— begin —

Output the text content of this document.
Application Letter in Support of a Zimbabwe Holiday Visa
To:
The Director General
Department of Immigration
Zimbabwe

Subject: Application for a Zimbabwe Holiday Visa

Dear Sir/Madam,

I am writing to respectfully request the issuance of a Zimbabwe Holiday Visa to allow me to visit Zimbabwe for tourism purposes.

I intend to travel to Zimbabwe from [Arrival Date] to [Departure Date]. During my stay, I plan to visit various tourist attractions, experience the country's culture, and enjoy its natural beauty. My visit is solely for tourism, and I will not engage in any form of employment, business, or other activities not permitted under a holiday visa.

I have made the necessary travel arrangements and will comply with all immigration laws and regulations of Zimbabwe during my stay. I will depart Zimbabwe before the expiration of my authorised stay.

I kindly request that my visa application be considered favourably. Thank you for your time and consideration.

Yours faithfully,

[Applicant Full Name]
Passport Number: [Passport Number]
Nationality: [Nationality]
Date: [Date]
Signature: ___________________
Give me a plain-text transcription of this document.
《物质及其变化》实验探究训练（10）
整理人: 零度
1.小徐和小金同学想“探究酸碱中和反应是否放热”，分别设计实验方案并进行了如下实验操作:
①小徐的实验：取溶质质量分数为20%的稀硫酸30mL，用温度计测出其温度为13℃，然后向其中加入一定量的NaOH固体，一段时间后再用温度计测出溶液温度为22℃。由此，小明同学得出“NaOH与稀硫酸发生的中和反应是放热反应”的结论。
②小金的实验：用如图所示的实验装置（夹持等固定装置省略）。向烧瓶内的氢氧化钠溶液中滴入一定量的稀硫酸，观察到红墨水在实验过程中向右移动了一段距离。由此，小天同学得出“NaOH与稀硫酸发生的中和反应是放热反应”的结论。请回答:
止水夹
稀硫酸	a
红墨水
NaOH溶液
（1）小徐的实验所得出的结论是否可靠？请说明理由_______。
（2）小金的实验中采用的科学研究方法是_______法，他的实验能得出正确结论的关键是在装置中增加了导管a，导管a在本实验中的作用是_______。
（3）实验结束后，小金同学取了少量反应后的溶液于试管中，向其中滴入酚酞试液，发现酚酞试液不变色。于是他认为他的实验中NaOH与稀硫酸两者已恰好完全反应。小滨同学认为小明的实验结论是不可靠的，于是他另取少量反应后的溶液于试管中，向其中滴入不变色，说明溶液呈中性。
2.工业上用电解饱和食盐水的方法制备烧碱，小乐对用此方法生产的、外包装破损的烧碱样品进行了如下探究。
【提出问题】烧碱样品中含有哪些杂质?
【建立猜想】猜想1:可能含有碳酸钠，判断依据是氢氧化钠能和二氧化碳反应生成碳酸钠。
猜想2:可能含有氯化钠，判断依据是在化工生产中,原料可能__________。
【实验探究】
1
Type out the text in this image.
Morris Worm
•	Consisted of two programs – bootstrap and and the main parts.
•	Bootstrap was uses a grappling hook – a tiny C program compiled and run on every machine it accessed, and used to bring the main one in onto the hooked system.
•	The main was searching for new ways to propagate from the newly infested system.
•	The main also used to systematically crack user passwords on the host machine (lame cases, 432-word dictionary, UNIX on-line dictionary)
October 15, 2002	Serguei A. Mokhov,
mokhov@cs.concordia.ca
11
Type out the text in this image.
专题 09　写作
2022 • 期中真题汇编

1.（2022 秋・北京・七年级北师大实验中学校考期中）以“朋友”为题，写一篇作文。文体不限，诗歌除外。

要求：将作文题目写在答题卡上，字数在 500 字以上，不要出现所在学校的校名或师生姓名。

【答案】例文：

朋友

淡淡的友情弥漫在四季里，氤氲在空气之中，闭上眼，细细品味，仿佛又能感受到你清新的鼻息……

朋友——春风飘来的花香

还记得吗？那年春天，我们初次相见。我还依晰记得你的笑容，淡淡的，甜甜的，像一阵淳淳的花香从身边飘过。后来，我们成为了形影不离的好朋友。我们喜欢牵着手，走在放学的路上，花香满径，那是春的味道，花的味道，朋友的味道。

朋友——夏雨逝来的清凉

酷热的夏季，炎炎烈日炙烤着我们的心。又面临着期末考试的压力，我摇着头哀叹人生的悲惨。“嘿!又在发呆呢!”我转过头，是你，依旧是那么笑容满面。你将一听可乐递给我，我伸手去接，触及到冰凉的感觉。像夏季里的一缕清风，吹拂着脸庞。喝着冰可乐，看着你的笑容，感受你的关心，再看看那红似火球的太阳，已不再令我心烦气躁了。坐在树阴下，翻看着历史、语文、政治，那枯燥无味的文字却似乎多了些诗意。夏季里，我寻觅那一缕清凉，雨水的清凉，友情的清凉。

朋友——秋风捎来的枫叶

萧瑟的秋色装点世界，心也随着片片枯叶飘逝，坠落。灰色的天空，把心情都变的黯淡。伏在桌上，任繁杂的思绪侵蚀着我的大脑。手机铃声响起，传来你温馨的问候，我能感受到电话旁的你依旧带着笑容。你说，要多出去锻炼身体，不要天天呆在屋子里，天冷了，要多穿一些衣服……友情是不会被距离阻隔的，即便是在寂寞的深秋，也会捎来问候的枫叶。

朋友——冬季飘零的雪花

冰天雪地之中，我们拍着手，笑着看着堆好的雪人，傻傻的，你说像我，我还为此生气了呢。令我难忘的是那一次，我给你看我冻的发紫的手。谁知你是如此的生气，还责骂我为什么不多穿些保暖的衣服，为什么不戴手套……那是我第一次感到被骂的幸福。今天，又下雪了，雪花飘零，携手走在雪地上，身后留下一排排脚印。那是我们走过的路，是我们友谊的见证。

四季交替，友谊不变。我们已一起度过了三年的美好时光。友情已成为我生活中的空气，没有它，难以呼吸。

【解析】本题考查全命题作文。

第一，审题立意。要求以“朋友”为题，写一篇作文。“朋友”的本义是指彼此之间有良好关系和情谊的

— end —

» PROBLEM
Take every line above carrying "写一篇作文" and return it.

» RESPONSE BELOW
1.（2022 秋・北京・七年级北师大实验中学校考期中）以“朋友”为题，写一篇作文。文体不限，诗歌除外。
第一，审题立意。要求以“朋友”为题，写一篇作文。“朋友”的本义是指彼此之间有良好关系和情谊的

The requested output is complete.